**OBJECTIVE:** From the listing below, pick out each line with the word "然后对切面刨光".

**EXTRACTED ENTRIES:**
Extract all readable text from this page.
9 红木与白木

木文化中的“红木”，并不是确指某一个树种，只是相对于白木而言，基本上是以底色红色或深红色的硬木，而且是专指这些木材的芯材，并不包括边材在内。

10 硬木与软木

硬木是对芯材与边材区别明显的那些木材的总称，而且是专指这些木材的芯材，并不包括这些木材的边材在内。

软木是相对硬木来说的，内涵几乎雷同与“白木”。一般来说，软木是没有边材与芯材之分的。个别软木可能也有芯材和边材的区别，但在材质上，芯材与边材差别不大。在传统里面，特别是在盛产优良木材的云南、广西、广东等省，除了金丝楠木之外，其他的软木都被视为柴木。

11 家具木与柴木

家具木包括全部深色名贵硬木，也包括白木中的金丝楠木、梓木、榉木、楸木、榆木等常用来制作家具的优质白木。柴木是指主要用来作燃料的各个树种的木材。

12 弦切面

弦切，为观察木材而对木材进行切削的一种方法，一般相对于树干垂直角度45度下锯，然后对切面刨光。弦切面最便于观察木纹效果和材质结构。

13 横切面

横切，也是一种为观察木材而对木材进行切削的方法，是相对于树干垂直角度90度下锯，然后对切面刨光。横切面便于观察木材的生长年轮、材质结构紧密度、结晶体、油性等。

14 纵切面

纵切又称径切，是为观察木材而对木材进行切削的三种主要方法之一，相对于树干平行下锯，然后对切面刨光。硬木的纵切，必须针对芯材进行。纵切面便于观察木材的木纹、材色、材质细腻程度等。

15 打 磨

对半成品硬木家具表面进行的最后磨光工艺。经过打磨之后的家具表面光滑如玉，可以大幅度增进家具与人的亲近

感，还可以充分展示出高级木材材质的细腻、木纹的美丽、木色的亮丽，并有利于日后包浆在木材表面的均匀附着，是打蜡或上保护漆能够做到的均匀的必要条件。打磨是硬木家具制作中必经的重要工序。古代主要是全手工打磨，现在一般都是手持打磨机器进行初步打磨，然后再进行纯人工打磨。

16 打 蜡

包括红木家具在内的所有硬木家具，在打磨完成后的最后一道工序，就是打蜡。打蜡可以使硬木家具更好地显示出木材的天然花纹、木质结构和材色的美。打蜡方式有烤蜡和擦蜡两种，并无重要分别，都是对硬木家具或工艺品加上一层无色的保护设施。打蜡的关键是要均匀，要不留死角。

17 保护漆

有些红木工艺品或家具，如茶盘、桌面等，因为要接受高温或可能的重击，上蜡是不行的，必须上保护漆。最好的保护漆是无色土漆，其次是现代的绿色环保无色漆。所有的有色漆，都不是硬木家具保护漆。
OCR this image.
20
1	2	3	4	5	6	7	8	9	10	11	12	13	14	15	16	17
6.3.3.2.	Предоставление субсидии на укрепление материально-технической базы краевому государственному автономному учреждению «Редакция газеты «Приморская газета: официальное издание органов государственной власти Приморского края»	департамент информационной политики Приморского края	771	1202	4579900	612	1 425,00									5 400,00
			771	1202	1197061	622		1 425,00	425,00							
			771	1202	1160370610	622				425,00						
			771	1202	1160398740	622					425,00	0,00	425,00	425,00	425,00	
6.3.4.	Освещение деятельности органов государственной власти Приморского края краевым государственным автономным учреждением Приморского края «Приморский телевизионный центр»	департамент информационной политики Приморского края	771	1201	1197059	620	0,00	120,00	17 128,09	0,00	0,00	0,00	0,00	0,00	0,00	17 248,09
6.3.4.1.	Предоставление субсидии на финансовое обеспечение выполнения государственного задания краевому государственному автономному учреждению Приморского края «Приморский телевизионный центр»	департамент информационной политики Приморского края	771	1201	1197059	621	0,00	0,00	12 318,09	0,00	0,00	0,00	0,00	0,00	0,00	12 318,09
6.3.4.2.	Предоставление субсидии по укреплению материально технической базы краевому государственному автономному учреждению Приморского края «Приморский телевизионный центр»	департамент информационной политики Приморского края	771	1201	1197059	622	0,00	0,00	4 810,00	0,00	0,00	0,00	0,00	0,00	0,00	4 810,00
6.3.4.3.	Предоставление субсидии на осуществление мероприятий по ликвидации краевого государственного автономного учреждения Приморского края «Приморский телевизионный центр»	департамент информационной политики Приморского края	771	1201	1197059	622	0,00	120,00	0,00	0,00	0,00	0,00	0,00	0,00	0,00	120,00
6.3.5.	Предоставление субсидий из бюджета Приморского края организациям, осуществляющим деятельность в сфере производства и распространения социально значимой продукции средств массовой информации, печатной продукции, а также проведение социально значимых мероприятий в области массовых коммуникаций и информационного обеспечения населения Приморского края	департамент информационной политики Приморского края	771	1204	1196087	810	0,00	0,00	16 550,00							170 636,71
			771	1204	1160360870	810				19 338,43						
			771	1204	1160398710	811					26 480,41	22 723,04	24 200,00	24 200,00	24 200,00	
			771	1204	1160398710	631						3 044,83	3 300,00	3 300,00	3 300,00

**OUTPUT OF THE TASK:**
弦切，为观察木材而对木材进行切削的一种方法，一般相对于树干垂直角度45度下锯，然后对切面刨光。弦切面最便于观察木纹效果和材质结构。
横切，也是一种为观察木材而对木材进行切削的方法，是相对于树干垂直角度90度下锯，然后对切面刨光。横切面便于观察木材的生长年轮、材质结构紧密度、结晶体、油性等。
纵切又称径切，是为观察木材而对木材进行切削的三种主要方法之一，相对于树干平行下锯，然后对切面刨光。硬木的纵切，必须针对芯材进行。纵切面便于观察木材的木纹、材色、材质细腻程度等。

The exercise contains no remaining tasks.